OBJECTIVE | Gather every line in the records that contains the string "labels", with case counting, and copy each of those lines.

— Start LISTED ENTRIES —

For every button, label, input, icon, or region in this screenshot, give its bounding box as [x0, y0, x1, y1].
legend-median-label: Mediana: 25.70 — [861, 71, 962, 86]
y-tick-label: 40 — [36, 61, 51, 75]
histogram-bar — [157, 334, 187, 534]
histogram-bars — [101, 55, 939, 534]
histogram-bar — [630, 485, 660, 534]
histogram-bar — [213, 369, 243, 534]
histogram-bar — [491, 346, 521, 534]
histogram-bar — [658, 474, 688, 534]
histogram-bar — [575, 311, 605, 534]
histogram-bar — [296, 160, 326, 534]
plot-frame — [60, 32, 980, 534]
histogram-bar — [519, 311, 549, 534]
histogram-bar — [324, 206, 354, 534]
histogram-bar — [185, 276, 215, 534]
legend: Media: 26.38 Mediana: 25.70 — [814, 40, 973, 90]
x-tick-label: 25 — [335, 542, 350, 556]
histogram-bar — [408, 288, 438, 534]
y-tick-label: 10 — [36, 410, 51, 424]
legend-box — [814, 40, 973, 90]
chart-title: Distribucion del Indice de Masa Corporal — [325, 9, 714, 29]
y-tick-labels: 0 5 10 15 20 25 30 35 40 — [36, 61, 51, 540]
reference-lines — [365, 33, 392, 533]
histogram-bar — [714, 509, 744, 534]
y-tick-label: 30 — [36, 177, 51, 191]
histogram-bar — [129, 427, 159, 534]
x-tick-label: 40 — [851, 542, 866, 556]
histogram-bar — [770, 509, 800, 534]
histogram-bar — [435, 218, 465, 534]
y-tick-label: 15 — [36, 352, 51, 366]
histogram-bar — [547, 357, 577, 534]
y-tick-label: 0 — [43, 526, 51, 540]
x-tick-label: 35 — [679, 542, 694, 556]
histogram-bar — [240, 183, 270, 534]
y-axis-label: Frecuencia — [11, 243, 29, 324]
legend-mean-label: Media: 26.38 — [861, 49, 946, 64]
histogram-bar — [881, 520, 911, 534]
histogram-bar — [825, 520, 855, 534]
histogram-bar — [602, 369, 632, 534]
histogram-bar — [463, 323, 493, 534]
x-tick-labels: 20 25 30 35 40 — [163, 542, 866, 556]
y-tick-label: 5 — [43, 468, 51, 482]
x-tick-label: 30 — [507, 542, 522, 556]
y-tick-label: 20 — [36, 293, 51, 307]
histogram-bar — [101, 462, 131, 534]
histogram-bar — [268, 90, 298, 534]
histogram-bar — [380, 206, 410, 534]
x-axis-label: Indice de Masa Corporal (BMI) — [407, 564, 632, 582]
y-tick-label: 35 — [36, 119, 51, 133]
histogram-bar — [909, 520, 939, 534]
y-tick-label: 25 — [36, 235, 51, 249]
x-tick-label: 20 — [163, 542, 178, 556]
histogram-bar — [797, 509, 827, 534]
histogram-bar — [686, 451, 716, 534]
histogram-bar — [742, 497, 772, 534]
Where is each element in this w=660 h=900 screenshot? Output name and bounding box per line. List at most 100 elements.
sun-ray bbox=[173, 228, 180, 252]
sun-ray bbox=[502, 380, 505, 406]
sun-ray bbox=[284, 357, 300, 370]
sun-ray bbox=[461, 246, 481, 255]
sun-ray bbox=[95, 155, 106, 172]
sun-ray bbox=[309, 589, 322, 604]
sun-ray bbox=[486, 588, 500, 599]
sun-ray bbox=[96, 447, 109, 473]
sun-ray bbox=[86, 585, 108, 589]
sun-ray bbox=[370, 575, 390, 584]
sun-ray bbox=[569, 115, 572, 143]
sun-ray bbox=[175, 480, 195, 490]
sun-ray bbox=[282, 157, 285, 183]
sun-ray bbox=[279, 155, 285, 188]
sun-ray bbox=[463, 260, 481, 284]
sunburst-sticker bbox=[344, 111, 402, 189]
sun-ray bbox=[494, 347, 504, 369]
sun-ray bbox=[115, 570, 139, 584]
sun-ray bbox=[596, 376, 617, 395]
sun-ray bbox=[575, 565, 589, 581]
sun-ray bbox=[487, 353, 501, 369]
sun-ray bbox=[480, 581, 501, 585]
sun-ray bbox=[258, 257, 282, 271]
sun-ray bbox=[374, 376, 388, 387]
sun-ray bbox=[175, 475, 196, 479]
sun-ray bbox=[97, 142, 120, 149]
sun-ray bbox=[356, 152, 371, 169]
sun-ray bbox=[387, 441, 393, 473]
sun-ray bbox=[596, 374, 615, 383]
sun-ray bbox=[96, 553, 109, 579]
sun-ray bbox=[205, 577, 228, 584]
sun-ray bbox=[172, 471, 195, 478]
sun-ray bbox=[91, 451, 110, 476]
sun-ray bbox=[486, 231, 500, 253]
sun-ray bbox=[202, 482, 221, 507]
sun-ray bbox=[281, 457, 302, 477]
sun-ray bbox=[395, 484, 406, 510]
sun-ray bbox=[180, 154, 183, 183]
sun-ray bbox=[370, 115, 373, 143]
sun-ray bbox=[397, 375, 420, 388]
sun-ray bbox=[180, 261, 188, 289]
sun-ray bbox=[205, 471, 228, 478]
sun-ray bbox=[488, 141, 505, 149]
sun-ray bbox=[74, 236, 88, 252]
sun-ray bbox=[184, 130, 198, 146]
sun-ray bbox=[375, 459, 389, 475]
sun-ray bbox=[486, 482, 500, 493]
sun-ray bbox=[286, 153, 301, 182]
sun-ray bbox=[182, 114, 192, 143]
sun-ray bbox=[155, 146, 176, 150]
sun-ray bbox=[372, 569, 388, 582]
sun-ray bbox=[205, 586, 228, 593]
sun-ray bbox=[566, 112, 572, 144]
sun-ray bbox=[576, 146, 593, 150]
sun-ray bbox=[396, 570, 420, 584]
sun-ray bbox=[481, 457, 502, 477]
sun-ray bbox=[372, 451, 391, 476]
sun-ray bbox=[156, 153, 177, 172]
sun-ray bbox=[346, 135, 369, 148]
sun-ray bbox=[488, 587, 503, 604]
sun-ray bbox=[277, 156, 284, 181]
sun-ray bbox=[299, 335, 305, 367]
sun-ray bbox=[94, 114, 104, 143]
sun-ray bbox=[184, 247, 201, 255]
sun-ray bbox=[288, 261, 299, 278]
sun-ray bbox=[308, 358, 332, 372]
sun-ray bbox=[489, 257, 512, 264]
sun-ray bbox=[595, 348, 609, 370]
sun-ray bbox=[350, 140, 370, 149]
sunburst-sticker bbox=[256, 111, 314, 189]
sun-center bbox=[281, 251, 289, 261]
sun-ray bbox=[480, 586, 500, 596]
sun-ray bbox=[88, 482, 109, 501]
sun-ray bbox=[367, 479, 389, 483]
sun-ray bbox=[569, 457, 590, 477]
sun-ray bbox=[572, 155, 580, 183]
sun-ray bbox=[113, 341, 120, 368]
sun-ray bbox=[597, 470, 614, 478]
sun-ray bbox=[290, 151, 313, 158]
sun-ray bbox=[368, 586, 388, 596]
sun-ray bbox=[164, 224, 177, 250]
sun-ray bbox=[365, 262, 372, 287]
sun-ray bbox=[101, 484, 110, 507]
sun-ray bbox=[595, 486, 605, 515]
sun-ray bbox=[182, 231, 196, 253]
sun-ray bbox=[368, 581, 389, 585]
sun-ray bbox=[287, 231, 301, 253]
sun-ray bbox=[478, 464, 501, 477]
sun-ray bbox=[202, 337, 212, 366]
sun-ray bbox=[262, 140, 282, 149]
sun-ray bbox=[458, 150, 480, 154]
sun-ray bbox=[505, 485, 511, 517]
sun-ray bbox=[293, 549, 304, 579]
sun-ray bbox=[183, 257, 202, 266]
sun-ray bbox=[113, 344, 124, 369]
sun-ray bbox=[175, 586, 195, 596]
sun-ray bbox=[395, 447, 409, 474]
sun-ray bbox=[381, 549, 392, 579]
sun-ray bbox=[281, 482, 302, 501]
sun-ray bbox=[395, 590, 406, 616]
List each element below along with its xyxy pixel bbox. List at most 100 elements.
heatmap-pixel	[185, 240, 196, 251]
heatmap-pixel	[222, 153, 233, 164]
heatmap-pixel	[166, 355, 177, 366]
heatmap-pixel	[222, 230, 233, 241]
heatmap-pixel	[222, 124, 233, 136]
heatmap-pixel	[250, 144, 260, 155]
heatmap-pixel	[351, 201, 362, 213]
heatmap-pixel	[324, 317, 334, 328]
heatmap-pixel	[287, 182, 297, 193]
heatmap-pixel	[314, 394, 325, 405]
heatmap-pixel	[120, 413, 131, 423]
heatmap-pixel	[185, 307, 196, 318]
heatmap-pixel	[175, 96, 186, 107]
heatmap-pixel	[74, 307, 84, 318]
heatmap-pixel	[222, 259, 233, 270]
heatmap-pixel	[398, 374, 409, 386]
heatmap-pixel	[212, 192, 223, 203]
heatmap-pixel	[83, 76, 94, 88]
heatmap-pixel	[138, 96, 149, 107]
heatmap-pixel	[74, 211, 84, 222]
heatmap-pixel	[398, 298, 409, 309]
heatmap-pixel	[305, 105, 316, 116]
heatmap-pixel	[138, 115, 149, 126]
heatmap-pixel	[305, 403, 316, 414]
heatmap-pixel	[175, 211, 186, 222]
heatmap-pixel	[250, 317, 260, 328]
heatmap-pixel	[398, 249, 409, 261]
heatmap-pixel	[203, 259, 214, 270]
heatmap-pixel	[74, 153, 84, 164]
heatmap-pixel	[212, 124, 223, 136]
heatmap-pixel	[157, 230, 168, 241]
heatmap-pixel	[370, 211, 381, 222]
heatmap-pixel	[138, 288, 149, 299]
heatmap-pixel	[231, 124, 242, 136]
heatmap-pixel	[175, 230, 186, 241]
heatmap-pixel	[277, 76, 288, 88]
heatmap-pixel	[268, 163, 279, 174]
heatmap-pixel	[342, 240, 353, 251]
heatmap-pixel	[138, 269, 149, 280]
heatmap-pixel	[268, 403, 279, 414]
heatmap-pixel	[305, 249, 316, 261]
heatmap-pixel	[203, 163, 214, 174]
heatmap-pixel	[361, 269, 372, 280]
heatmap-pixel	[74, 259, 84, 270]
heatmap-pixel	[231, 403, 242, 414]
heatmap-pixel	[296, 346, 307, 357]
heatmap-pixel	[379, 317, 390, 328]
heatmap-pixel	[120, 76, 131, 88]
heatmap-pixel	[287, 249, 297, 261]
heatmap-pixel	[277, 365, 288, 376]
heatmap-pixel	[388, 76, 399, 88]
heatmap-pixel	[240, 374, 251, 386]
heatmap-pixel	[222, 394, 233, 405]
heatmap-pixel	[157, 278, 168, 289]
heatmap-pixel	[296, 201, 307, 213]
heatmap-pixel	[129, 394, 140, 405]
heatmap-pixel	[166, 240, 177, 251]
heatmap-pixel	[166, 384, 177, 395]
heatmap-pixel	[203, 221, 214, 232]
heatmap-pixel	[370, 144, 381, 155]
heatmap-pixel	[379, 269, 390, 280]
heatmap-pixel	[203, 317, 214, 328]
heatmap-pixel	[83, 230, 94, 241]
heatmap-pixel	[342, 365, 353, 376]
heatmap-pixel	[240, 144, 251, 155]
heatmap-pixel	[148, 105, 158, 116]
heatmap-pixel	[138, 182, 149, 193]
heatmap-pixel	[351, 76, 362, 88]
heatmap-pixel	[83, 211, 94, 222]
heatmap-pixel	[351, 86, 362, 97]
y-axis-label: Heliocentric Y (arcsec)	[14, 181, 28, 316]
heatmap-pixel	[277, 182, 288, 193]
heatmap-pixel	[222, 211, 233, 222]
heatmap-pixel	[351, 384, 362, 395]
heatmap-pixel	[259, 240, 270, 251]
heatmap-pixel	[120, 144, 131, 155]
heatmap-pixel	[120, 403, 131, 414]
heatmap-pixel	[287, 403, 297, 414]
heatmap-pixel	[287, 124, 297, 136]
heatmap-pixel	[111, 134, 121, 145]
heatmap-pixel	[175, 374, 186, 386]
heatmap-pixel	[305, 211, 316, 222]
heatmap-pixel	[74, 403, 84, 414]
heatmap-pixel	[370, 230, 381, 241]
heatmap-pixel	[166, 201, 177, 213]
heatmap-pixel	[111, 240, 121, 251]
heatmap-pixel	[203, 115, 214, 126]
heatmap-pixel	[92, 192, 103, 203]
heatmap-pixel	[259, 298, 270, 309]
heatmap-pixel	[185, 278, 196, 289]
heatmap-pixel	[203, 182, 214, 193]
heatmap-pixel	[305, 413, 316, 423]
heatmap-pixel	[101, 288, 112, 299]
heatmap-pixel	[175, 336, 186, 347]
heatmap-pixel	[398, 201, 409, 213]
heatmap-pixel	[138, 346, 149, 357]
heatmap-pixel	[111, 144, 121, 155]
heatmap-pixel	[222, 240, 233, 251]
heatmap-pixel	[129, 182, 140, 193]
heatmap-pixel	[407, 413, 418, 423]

— End LISTED ENTRIES —

EXERCISE OUTPUT |
y-tick-labels: 0 5 10 15 20 25 30 35 40 — [36, 61, 51, 540]
x-tick-labels: 20 25 30 35 40 — [163, 542, 866, 556]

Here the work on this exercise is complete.